== Provided records
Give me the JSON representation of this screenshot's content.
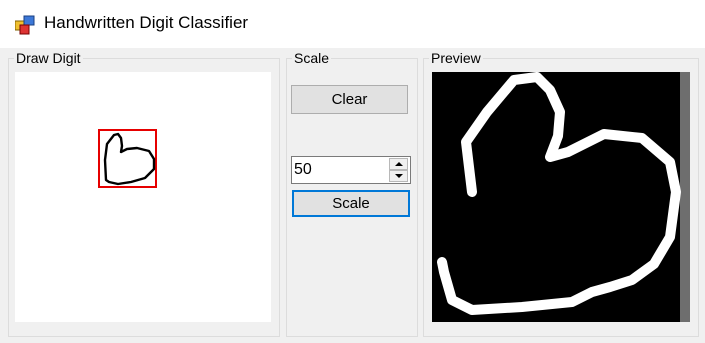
{
  "window": {
    "title": "Handwritten Digit Classifier"
  },
  "groups": {
    "draw": {
      "caption": "Draw Digit"
    },
    "scale": {
      "caption": "Scale"
    },
    "preview": {
      "caption": "Preview"
    }
  },
  "buttons": {
    "clear_label": "Clear",
    "scale_label": "Scale"
  },
  "scale_input": {
    "value": "50"
  },
  "colors": {
    "selection_border": "#e60000",
    "focus_border": "#0078d7",
    "stroke": "#000000",
    "preview_bg": "#000000",
    "preview_stroke": "#ffffff"
  }
}
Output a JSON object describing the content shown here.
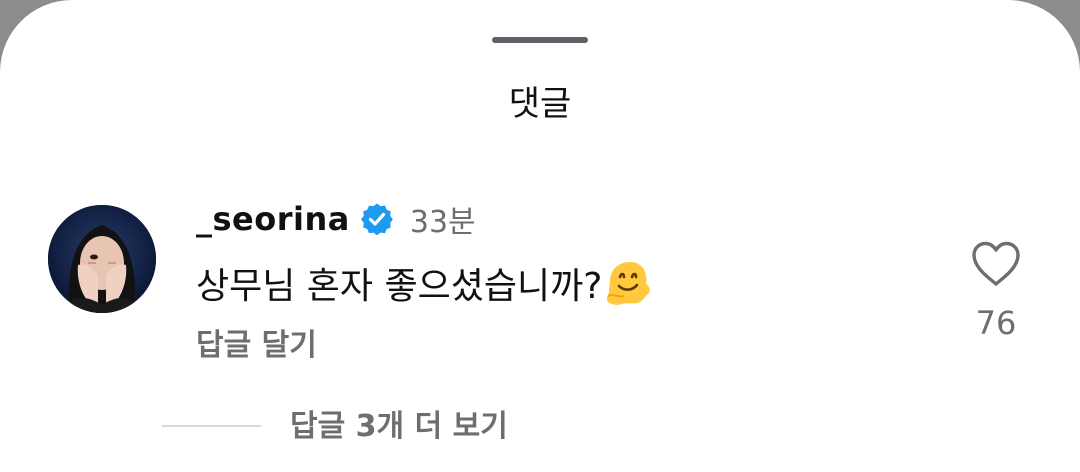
{
  "sheet": {
    "title": "댓글"
  },
  "comment": {
    "username": "_seorina",
    "verified_icon": "verified-badge-icon",
    "timestamp": "33분",
    "text": "상무님 혼자 좋으셨습니까?",
    "emoji": "melting-face-emoji",
    "reply_label": "답글 달기",
    "like_icon": "heart-outline-icon",
    "like_count": "76",
    "view_replies_label": "답글 3개 더 보기"
  },
  "colors": {
    "verified_blue": "#1d9bf0",
    "muted_text": "#6e6e6e",
    "primary_text": "#111111",
    "handle": "#5f6368"
  }
}
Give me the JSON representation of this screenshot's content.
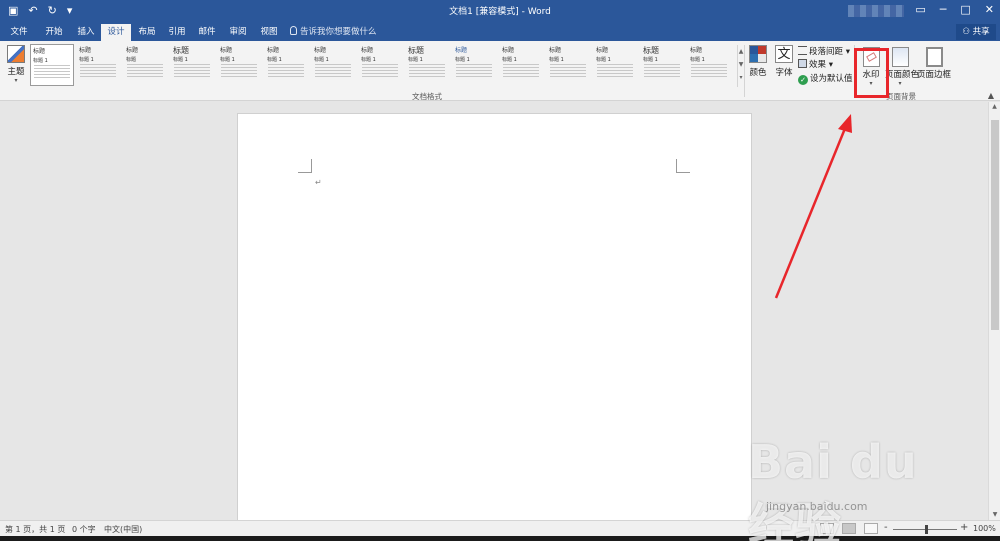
====
The pictures should not be reproduced; quote all of the other material exactly.

Give me the JSON representation of this screenshot's content.
{
  "window": {
    "title": "Handwritten Digit Classifier"
  },
  "groups": {
    "draw": {
      "caption": "Draw Digit"
    },
    "scale": {
      "caption": "Scale"
    },
    "preview": {
      "caption": "Preview"
    }
  },
  "buttons": {
    "clear_label": "Clear",
    "scale_label": "Scale"
  },
  "scale_input": {
    "value": "50"
  },
  "colors": {
    "selection_border": "#e60000",
    "focus_border": "#0078d7",
    "stroke": "#000000",
    "preview_bg": "#000000",
    "preview_stroke": "#ffffff"
  }
}
Output a JSON object describing the content shown here.
{
  "sheet": {
    "title": "댓글"
  },
  "comment": {
    "username": "_seorina",
    "verified_icon": "verified-badge-icon",
    "timestamp": "33분",
    "text": "상무님 혼자 좋으셨습니까?",
    "emoji": "melting-face-emoji",
    "reply_label": "답글 달기",
    "like_icon": "heart-outline-icon",
    "like_count": "76",
    "view_replies_label": "답글 3개 더 보기"
  },
  "colors": {
    "verified_blue": "#1d9bf0",
    "muted_text": "#6e6e6e",
    "primary_text": "#111111",
    "handle": "#5f6368"
  }
}
Give me the JSON representation of this screenshot's content.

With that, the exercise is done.